▶ Stored records
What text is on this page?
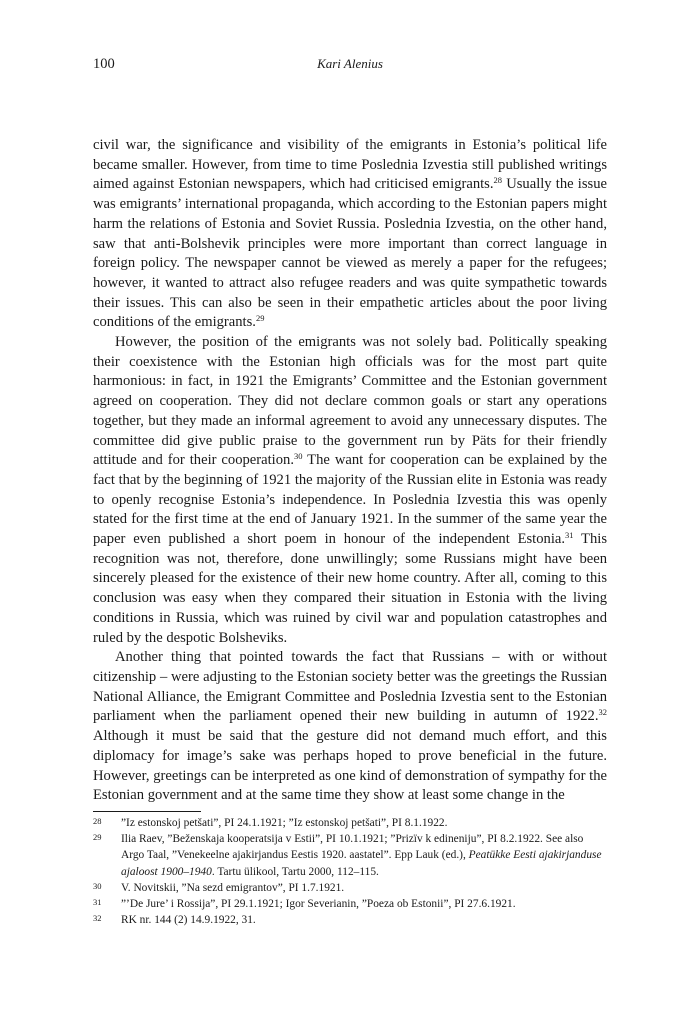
100	Kari Alenius

civil war, the significance and visibility of the emigrants in Estonia’s political life became smaller. However, from time to time Poslednia Izvestia still published writings aimed against Estonian newspapers, which had criticised emigrants.$^{28}$ Usually the issue was emigrants’ international propaganda, which according to the Estonian papers might harm the relations of Estonia and Soviet Russia. Poslednia Izvestia, on the other hand, saw that anti-Bolshevik principles were more important than correct language in foreign policy. The newspaper cannot be viewed as merely a paper for the refugees; however, it wanted to attract also refugee readers and was quite sympathetic towards their issues. This can also be seen in their empathetic articles about the poor living conditions of the emigrants.$^{29}$

However, the position of the emigrants was not solely bad. Politically speaking their coexistence with the Estonian high officials was for the most part quite harmonious: in fact, in 1921 the Emigrants’ Committee and the Estonian government agreed on cooperation. They did not declare common goals or start any operations together, but they made an informal agreement to avoid any unnecessary disputes. The committee did give public praise to the government run by Päts for their friendly attitude and for their cooperation.$^{30}$ The want for cooperation can be explained by the fact that by the beginning of 1921 the majority of the Russian elite in Estonia was ready to openly recognise Estonia’s independence. In Poslednia Izvestia this was openly stated for the first time at the end of January 1921. In the summer of the same year the paper even published a short poem in honour of the independent Estonia.$^{31}$ This recognition was not, therefore, done unwillingly; some Russians might have been sincerely pleased for the existence of their new home country. After all, coming to this conclusion was easy when they compared their situation in Estonia with the living conditions in Russia, which was ruined by civil war and population catastrophes and ruled by the despotic Bolsheviks.

Another thing that pointed towards the fact that Russians – with or without citizenship – were adjusting to the Estonian society better was the greetings the Russian National Alliance, the Emigrant Committee and Poslednia Izvestia sent to the Estonian parliament when the parliament opened their new building in autumn of 1922.32 Although it must be said that the gesture did not demand much effort, and this diplomacy for image’s sake was perhaps hoped to prove beneficial in the future. However, greetings can be interpreted as one kind of demonstration of sympathy for the Estonian government and at the same time they show at least some change in the

28 ”Iz estonskoj petšati”, PI 24.1.1921; ”Iz estonskoj petšati”, PI 8.1.1922.
29 Ilia Raev, ”Beženskaja kooperatsija v Estii”, PI 10.1.1921; ”Prizïv k edineniju”, PI 8.2.1922. See also Argo Taal, ”Venekeelne ajakirjandus Eestis 1920. aastatel”. Epp Lauk (ed.), Peatükke Eesti ajakirjanduse ajaloost 1900–1940. Tartu ülikool, Tartu 2000, 112–115.
30 V. Novitskii, ”Na sezd emigrantov”, PI 1.7.1921.
31 ”’De Jure’ i Rossija”, PI 29.1.1921; Igor Severianin, ”Poeza ob Estonii”, PI 27.6.1921.
32 RK nr. 144 (2) 14.9.1922, 31.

▶ Stated exercise
Reproduce the records, all of them, word for word; omit the pictures.

▶ Final result
What text is on this page?
100	Kari Alenius

civil war, the significance and visibility of the emigrants in Estonia’s political life became smaller. However, from time to time Poslednia Izvestia still published writings aimed against Estonian newspapers, which had criticised emigrants.$^{28}$ Usually the issue was emigrants’ international propaganda, which according to the Estonian papers might harm the relations of Estonia and Soviet Russia. Poslednia Izvestia, on the other hand, saw that anti-Bolshevik principles were more important than correct language in foreign policy. The newspaper cannot be viewed as merely a paper for the refugees; however, it wanted to attract also refugee readers and was quite sympathetic towards their issues. This can also be seen in their empathetic articles about the poor living conditions of the emigrants.$^{29}$

However, the position of the emigrants was not solely bad. Politically speaking their coexistence with the Estonian high officials was for the most part quite harmonious: in fact, in 1921 the Emigrants’ Committee and the Estonian government agreed on cooperation. They did not declare common goals or start any operations together, but they made an informal agreement to avoid any unnecessary disputes. The committee did give public praise to the government run by Päts for their friendly attitude and for their cooperation.$^{30}$ The want for cooperation can be explained by the fact that by the beginning of 1921 the majority of the Russian elite in Estonia was ready to openly recognise Estonia’s independence. In Poslednia Izvestia this was openly stated for the first time at the end of January 1921. In the summer of the same year the paper even published a short poem in honour of the independent Estonia.$^{31}$ This recognition was not, therefore, done unwillingly; some Russians might have been sincerely pleased for the existence of their new home country. After all, coming to this conclusion was easy when they compared their situation in Estonia with the living conditions in Russia, which was ruined by civil war and population catastrophes and ruled by the despotic Bolsheviks.

Another thing that pointed towards the fact that Russians – with or without citizenship – were adjusting to the Estonian society better was the greetings the Russian National Alliance, the Emigrant Committee and Poslednia Izvestia sent to the Estonian parliament when the parliament opened their new building in autumn of 1922.32 Although it must be said that the gesture did not demand much effort, and this diplomacy for image’s sake was perhaps hoped to prove beneficial in the future. However, greetings can be interpreted as one kind of demonstration of sympathy for the Estonian government and at the same time they show at least some change in the

28 ”Iz estonskoj petšati”, PI 24.1.1921; ”Iz estonskoj petšati”, PI 8.1.1922.
29 Ilia Raev, ”Beženskaja kooperatsija v Estii”, PI 10.1.1921; ”Prizïv k edineniju”, PI 8.2.1922. See also Argo Taal, ”Venekeelne ajakirjandus Eestis 1920. aastatel”. Epp Lauk (ed.), Peatükke Eesti ajakirjanduse ajaloost 1900–1940. Tartu ülikool, Tartu 2000, 112–115.
30 V. Novitskii, ”Na sezd emigrantov”, PI 1.7.1921.
31 ”’De Jure’ i Rossija”, PI 29.1.1921; Igor Severianin, ”Poeza ob Estonii”, PI 27.6.1921.
32 RK nr. 144 (2) 14.9.1922, 31.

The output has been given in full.